* Written exercise: Give back the full listing verbatim, apart from its images.

[Rows from a dataset]
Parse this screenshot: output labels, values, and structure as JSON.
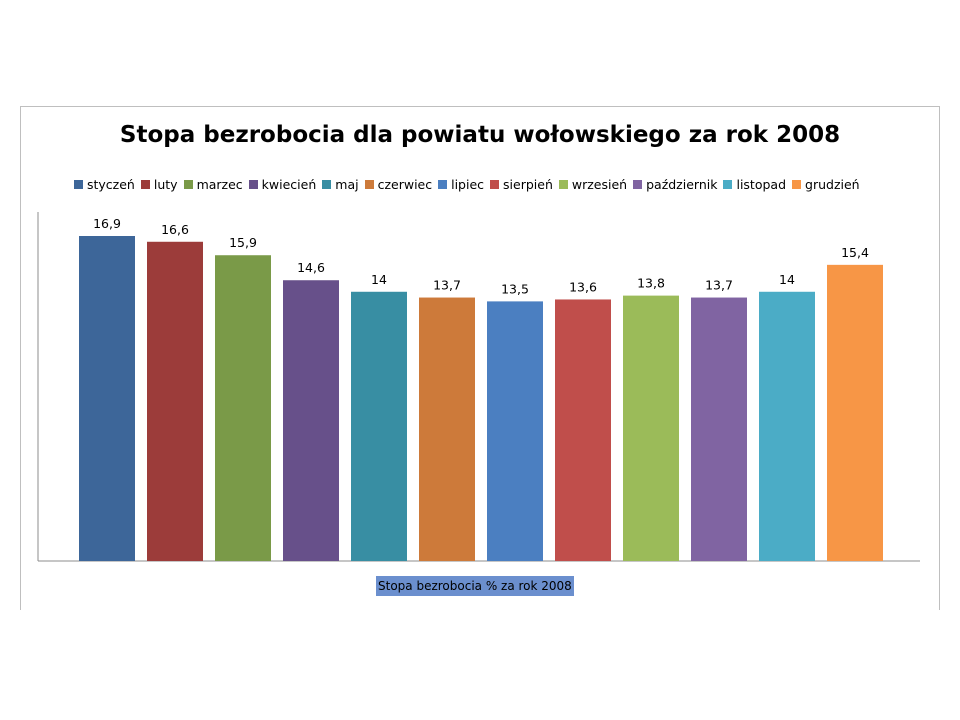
{
  "chart_data": {
    "type": "bar",
    "title": "Stopa bezrobocia dla powiatu wołowskiego za rok 2008",
    "xlabel": "Stopa bezrobocia % za rok 2008",
    "ylabel": "",
    "ylim": [
      0,
      18
    ],
    "grid": false,
    "legend_position": "top",
    "categories": [
      "styczeń",
      "luty",
      "marzec",
      "kwiecień",
      "maj",
      "czerwiec",
      "lipiec",
      "sierpień",
      "wrzesień",
      "październik",
      "listopad",
      "grudzień"
    ],
    "values": [
      16.9,
      16.6,
      15.9,
      14.6,
      14,
      13.7,
      13.5,
      13.6,
      13.8,
      13.7,
      14,
      15.4
    ],
    "value_labels": [
      "16,9",
      "16,6",
      "15,9",
      "14,6",
      "14",
      "13,7",
      "13,5",
      "13,6",
      "13,8",
      "13,7",
      "14",
      "15,4"
    ],
    "colors": [
      "#3d6699",
      "#9c3c3a",
      "#7a9a48",
      "#67508a",
      "#388ea3",
      "#cd7a3a",
      "#4b7fc1",
      "#c04e4b",
      "#9bbb59",
      "#8064a2",
      "#4bacc6",
      "#f79646"
    ]
  }
}
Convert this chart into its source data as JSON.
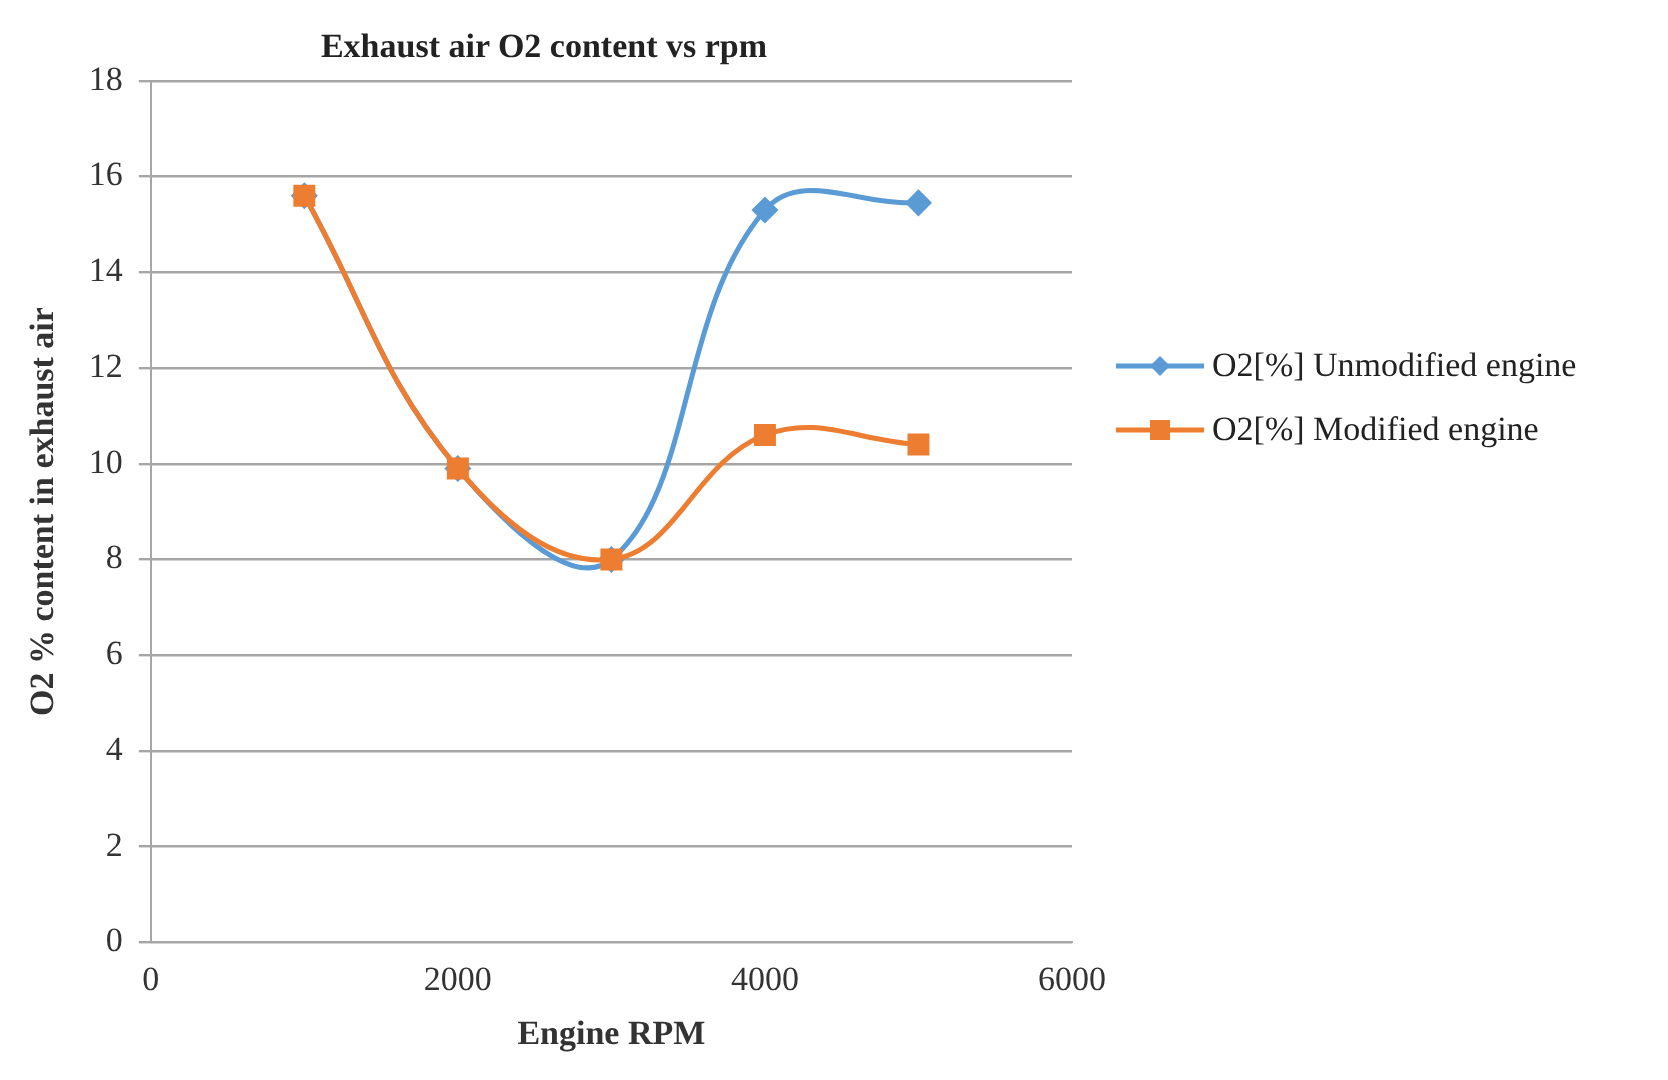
{
  "chart_data": {
    "type": "line",
    "title": "Exhaust air O2 content vs rpm",
    "xlabel": "Engine RPM",
    "ylabel": "O2 % content in exhaust air",
    "x": [
      1000,
      2000,
      3000,
      4000,
      5000
    ],
    "series": [
      {
        "name": "O2[%] Unmodified engine",
        "color": "#5b9bd5",
        "marker": "diamond",
        "values": [
          15.6,
          9.9,
          8.0,
          15.3,
          15.45
        ]
      },
      {
        "name": "O2[%] Modified engine",
        "color": "#ed7d31",
        "marker": "square",
        "values": [
          15.6,
          9.9,
          8.0,
          10.6,
          10.4
        ]
      }
    ],
    "xlim": [
      0,
      6000
    ],
    "xticks": [
      0,
      2000,
      4000,
      6000
    ],
    "ylim": [
      0,
      18
    ],
    "yticks": [
      0,
      2,
      4,
      6,
      8,
      10,
      12,
      14,
      16,
      18
    ],
    "grid": "y",
    "legend": "right",
    "line_style": "solid"
  }
}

* Exercise response:
Parse this screenshot: output labels, values, and structure as JSON.
{
  "chart_data": {
    "type": "bar",
    "title": "Stopa bezrobocia dla powiatu wołowskiego za rok 2008",
    "xlabel": "Stopa bezrobocia % za rok 2008",
    "ylabel": "",
    "ylim": [
      0,
      18
    ],
    "grid": false,
    "legend_position": "top",
    "categories": [
      "styczeń",
      "luty",
      "marzec",
      "kwiecień",
      "maj",
      "czerwiec",
      "lipiec",
      "sierpień",
      "wrzesień",
      "październik",
      "listopad",
      "grudzień"
    ],
    "values": [
      16.9,
      16.6,
      15.9,
      14.6,
      14,
      13.7,
      13.5,
      13.6,
      13.8,
      13.7,
      14,
      15.4
    ],
    "value_labels": [
      "16,9",
      "16,6",
      "15,9",
      "14,6",
      "14",
      "13,7",
      "13,5",
      "13,6",
      "13,8",
      "13,7",
      "14",
      "15,4"
    ],
    "colors": [
      "#3d6699",
      "#9c3c3a",
      "#7a9a48",
      "#67508a",
      "#388ea3",
      "#cd7a3a",
      "#4b7fc1",
      "#c04e4b",
      "#9bbb59",
      "#8064a2",
      "#4bacc6",
      "#f79646"
    ]
  }
}
Convert this chart into its source data as JSON.
{
  "chart_data": {
    "type": "line",
    "title": "Exhaust air O2 content vs rpm",
    "xlabel": "Engine RPM",
    "ylabel": "O2 % content in exhaust air",
    "x": [
      1000,
      2000,
      3000,
      4000,
      5000
    ],
    "series": [
      {
        "name": "O2[%] Unmodified engine",
        "color": "#5b9bd5",
        "marker": "diamond",
        "values": [
          15.6,
          9.9,
          8.0,
          15.3,
          15.45
        ]
      },
      {
        "name": "O2[%] Modified engine",
        "color": "#ed7d31",
        "marker": "square",
        "values": [
          15.6,
          9.9,
          8.0,
          10.6,
          10.4
        ]
      }
    ],
    "xlim": [
      0,
      6000
    ],
    "xticks": [
      0,
      2000,
      4000,
      6000
    ],
    "ylim": [
      0,
      18
    ],
    "yticks": [
      0,
      2,
      4,
      6,
      8,
      10,
      12,
      14,
      16,
      18
    ],
    "grid": "y",
    "legend": "right",
    "line_style": "solid"
  }
}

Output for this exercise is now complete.